Instructions to follow:
Edit the lines from the first one through the line containing "parcel-number-455: 455 (416, 559, 444, 578)" by replacing "screenshot" with "image", leaving everything else unchanged, and give back only those lines.

========================================

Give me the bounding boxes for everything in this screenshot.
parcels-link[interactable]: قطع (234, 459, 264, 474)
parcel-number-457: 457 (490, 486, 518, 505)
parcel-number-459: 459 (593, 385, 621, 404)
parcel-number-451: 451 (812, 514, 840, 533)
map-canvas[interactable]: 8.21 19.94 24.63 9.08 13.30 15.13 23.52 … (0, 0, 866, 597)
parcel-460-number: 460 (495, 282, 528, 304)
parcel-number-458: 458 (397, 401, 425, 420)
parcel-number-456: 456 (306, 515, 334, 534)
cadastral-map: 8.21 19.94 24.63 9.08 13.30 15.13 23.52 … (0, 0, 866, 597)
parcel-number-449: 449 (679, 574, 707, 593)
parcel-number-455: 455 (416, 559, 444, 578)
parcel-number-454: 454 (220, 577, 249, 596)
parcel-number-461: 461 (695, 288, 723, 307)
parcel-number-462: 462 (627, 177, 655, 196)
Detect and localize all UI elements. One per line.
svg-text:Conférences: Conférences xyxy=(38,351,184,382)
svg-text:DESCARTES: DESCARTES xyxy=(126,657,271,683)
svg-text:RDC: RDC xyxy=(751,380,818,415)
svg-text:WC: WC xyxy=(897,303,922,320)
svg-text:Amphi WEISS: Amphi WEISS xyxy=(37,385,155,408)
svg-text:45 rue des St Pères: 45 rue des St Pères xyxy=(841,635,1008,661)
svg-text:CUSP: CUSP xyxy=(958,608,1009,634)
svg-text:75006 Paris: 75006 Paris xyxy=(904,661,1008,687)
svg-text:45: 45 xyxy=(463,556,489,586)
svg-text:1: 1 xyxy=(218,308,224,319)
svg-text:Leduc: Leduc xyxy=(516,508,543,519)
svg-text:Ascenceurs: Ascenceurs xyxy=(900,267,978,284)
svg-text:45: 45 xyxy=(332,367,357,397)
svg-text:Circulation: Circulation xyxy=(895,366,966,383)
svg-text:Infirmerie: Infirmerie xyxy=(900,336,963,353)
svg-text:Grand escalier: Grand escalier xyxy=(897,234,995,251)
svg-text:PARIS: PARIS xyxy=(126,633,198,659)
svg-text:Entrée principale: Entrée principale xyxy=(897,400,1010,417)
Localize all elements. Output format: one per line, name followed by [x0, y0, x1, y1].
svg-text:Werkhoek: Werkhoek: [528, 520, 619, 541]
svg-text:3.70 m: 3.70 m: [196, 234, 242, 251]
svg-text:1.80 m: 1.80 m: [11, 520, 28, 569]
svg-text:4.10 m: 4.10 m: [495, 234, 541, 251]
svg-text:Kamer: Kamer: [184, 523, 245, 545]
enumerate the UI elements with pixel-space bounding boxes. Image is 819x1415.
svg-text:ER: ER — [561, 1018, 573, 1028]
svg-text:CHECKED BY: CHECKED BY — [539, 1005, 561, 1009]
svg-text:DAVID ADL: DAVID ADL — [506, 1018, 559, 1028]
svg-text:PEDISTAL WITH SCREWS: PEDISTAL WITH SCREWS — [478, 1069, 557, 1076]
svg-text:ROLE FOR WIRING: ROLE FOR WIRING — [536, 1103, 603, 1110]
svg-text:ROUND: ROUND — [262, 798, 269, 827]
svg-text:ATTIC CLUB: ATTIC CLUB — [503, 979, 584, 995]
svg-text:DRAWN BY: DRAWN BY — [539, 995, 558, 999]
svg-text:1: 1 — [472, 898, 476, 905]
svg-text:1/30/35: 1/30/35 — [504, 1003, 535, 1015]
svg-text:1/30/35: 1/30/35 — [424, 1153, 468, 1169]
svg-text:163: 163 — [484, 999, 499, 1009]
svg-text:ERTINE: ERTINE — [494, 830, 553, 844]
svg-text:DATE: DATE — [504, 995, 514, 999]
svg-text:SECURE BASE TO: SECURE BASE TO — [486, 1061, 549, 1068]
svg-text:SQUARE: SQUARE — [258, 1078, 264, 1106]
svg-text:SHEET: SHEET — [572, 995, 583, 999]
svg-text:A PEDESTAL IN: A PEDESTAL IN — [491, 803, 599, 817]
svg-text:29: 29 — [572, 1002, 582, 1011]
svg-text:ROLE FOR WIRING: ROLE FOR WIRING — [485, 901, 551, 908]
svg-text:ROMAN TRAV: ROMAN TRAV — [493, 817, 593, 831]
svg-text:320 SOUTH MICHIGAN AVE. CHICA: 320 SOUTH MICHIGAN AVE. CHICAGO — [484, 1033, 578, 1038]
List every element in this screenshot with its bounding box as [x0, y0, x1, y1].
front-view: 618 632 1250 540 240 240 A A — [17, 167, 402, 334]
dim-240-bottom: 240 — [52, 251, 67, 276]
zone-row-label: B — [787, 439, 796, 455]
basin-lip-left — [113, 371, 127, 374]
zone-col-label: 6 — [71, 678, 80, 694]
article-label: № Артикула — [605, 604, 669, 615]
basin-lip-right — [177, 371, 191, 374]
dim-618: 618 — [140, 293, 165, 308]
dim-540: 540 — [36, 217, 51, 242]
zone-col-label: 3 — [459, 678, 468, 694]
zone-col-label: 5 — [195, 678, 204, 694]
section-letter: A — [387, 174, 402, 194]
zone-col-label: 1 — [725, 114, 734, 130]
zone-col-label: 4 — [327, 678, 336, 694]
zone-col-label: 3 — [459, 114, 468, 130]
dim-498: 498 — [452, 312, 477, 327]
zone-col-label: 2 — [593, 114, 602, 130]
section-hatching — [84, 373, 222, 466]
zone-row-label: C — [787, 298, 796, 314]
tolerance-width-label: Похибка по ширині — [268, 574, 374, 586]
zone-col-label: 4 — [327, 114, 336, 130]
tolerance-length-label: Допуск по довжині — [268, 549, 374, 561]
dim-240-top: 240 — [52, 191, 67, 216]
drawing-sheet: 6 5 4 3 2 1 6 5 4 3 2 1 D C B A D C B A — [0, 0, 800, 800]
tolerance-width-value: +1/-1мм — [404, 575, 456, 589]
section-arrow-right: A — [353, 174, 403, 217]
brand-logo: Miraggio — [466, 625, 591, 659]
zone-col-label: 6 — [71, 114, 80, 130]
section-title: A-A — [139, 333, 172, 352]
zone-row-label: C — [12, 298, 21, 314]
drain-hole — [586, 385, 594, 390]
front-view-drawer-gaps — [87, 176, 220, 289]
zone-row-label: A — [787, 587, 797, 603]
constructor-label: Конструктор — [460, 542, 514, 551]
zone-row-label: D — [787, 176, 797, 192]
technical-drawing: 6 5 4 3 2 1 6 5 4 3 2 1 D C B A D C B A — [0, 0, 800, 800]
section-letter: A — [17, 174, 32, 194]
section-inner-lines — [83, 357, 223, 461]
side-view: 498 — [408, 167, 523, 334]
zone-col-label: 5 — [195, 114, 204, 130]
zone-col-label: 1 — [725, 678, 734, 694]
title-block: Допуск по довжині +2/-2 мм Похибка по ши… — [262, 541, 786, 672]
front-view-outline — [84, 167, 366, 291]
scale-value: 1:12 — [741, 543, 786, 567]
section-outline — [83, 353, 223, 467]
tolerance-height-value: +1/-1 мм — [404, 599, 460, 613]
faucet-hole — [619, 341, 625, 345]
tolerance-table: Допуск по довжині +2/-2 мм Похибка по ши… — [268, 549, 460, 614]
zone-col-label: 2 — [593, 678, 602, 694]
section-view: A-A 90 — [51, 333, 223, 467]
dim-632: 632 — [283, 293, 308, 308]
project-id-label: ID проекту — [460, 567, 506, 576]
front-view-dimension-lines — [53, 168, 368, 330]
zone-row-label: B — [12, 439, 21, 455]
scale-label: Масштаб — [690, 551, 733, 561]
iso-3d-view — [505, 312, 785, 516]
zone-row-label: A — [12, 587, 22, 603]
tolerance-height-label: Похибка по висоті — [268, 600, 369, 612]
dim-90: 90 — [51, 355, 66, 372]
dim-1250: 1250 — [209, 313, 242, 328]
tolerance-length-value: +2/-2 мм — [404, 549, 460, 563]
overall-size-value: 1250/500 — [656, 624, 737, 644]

========================================

Solution for this exercise:
Give me the bounding boxes for everything in this image.
parcels-link[interactable]: قطع (234, 459, 264, 474)
parcel-number-457: 457 (490, 486, 518, 505)
parcel-number-459: 459 (593, 385, 621, 404)
parcel-number-451: 451 (812, 514, 840, 533)
map-canvas[interactable]: 8.21 19.94 24.63 9.08 13.30 15.13 23.52 … (0, 0, 866, 597)
parcel-460-number: 460 (495, 282, 528, 304)
parcel-number-458: 458 (397, 401, 425, 420)
parcel-number-456: 456 (306, 515, 334, 534)
cadastral-map: 8.21 19.94 24.63 9.08 13.30 15.13 23.52 … (0, 0, 866, 597)
parcel-number-449: 449 (679, 574, 707, 593)
parcel-number-455: 455 (416, 559, 444, 578)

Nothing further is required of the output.